***** Provided material

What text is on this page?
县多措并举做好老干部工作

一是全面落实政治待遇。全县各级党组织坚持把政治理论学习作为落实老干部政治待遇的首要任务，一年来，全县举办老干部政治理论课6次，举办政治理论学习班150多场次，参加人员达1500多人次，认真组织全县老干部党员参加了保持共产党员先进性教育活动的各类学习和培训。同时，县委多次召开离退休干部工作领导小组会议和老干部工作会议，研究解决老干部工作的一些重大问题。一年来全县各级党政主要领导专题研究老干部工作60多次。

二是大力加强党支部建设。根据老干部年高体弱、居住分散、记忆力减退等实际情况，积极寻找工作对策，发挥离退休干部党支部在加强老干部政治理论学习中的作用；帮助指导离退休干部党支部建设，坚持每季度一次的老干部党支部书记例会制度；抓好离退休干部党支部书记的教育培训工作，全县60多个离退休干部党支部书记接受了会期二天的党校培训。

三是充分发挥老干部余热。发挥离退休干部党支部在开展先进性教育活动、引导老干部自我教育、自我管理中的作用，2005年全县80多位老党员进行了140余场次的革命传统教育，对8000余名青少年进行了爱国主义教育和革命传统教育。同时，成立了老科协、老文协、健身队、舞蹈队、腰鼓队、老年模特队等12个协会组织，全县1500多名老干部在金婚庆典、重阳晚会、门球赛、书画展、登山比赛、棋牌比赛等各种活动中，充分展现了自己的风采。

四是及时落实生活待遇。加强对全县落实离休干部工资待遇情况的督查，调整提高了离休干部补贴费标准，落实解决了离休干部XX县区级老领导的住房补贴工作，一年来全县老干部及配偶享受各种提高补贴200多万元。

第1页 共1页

**********

● **Task description**
Faithfully copy every entry, leaving nothing out.

● **Expected answer**
What text is on this page?
县多措并举做好老干部工作

一是全面落实政治待遇。全县各级党组织坚持把政治理论学习作为落实老干部政治待遇的首要任务，一年来，全县举办老干部政治理论课6次，举办政治理论学习班150多场次，参加人员达1500多人次，认真组织全县老干部党员参加了保持共产党员先进性教育活动的各类学习和培训。同时，县委多次召开离退休干部工作领导小组会议和老干部工作会议，研究解决老干部工作的一些重大问题。一年来全县各级党政主要领导专题研究老干部工作60多次。

二是大力加强党支部建设。根据老干部年高体弱、居住分散、记忆力减退等实际情况，积极寻找工作对策，发挥离退休干部党支部在加强老干部政治理论学习中的作用；帮助指导离退休干部党支部建设，坚持每季度一次的老干部党支部书记例会制度；抓好离退休干部党支部书记的教育培训工作，全县60多个离退休干部党支部书记接受了会期二天的党校培训。

三是充分发挥老干部余热。发挥离退休干部党支部在开展先进性教育活动、引导老干部自我教育、自我管理中的作用，2005年全县80多位老党员进行了140余场次的革命传统教育，对8000余名青少年进行了爱国主义教育和革命传统教育。同时，成立了老科协、老文协、健身队、舞蹈队、腰鼓队、老年模特队等12个协会组织，全县1500多名老干部在金婚庆典、重阳晚会、门球赛、书画展、登山比赛、棋牌比赛等各种活动中，充分展现了自己的风采。

四是及时落实生活待遇。加强对全县落实离休干部工资待遇情况的督查，调整提高了离休干部补贴费标准，落实解决了离休干部XX县区级老领导的住房补贴工作，一年来全县老干部及配偶享受各种提高补贴200多万元。

第1页 共1页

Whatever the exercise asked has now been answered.